• Exercise task
Lines containing the word "their" are to be located and copied.

---- Excerpted records

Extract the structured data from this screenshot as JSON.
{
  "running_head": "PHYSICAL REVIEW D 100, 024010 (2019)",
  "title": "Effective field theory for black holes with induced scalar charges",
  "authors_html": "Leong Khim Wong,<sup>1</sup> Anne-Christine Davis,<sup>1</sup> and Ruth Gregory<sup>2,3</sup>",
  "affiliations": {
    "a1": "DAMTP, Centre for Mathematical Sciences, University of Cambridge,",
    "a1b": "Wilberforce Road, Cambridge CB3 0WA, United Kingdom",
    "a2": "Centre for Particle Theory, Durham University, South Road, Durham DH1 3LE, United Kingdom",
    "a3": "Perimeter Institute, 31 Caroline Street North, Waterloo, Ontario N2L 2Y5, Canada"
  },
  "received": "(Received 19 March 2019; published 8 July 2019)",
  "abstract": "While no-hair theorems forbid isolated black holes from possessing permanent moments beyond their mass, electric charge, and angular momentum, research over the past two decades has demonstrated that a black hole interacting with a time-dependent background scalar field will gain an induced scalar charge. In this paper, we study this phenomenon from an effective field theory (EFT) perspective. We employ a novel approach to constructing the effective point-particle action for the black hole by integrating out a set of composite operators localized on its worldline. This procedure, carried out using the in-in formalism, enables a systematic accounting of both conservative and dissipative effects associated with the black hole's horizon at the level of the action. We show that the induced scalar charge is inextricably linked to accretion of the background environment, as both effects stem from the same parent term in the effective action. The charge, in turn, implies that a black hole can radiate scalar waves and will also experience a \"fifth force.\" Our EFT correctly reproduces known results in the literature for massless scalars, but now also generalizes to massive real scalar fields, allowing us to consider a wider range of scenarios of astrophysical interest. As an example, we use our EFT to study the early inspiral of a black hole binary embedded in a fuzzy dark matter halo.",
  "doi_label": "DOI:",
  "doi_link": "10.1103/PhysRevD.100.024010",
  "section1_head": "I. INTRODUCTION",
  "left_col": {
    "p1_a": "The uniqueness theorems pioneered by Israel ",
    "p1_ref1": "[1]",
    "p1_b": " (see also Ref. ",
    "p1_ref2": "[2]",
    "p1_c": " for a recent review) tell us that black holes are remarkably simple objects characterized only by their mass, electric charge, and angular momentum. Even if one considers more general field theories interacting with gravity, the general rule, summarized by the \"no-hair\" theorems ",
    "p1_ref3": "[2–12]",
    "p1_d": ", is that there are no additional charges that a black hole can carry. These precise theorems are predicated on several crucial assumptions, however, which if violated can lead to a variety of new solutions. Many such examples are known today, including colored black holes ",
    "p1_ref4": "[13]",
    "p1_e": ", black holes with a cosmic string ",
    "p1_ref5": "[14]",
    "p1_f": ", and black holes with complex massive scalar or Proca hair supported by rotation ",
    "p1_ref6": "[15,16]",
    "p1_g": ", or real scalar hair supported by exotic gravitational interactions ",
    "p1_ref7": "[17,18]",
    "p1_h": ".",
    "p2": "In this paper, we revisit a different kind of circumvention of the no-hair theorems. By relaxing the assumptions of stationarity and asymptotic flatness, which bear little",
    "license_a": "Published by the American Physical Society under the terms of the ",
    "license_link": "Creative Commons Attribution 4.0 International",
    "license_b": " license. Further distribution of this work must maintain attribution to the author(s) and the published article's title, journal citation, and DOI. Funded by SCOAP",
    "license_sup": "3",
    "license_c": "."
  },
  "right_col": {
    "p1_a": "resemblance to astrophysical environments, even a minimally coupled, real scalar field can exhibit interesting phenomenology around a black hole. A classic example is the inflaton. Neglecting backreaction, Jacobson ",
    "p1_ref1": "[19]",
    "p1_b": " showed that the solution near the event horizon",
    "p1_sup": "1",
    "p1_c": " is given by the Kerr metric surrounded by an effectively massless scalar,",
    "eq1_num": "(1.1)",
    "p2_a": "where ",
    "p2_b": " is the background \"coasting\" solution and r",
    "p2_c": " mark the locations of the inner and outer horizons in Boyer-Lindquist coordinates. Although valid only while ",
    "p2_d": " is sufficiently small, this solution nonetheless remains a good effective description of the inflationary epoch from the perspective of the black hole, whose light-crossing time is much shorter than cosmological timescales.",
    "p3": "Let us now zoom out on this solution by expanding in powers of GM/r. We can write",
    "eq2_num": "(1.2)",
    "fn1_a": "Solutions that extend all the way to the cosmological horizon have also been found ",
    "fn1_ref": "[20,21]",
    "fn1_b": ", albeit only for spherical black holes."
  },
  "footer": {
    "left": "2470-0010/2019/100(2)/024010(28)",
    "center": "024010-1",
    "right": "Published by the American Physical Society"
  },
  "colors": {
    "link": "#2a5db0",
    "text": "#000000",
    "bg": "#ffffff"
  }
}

--------

• Exercise output
  "abstract": "While no-hair theorems forbid isolated black holes from possessing permanent moments beyond their mass, electric charge, and angular momentum, research over the past two decades has demonstrated that a black hole interacting with a time-dependent background scalar field will gain an induced scalar charge. In this paper, we study this phenomenon from an effective field theory (EFT) perspective. We employ a novel approach to constructing the effective point-particle action for the black hole by integrating out a set of composite operators localized on its worldline. This procedure, carried out using the in-in formalism, enables a systematic accounting of both conservative and dissipative effects associated with the black hole's horizon at the level of the action. We show that the induced scalar charge is inextricably linked to accretion of the background environment, as both effects stem from the same parent term in the effective action. The charge, in turn, implies that a black hole can radiate scalar waves and will also experience a \"fifth force.\" Our EFT correctly reproduces known results in the literature for massless scalars, but now also generalizes to massive real scalar fields, allowing us to consider a wider range of scenarios of astrophysical interest. As an example, we use our EFT to study the early inspiral of a black hole binary embedded in a fuzzy dark matter halo.",
    "p1_c": " for a recent review) tell us that black holes are remarkably simple objects characterized only by their mass, electric charge, and angular momentum. Even if one considers more general field theories interacting with gravity, the general rule, summarized by the \"no-hair\" theorems ",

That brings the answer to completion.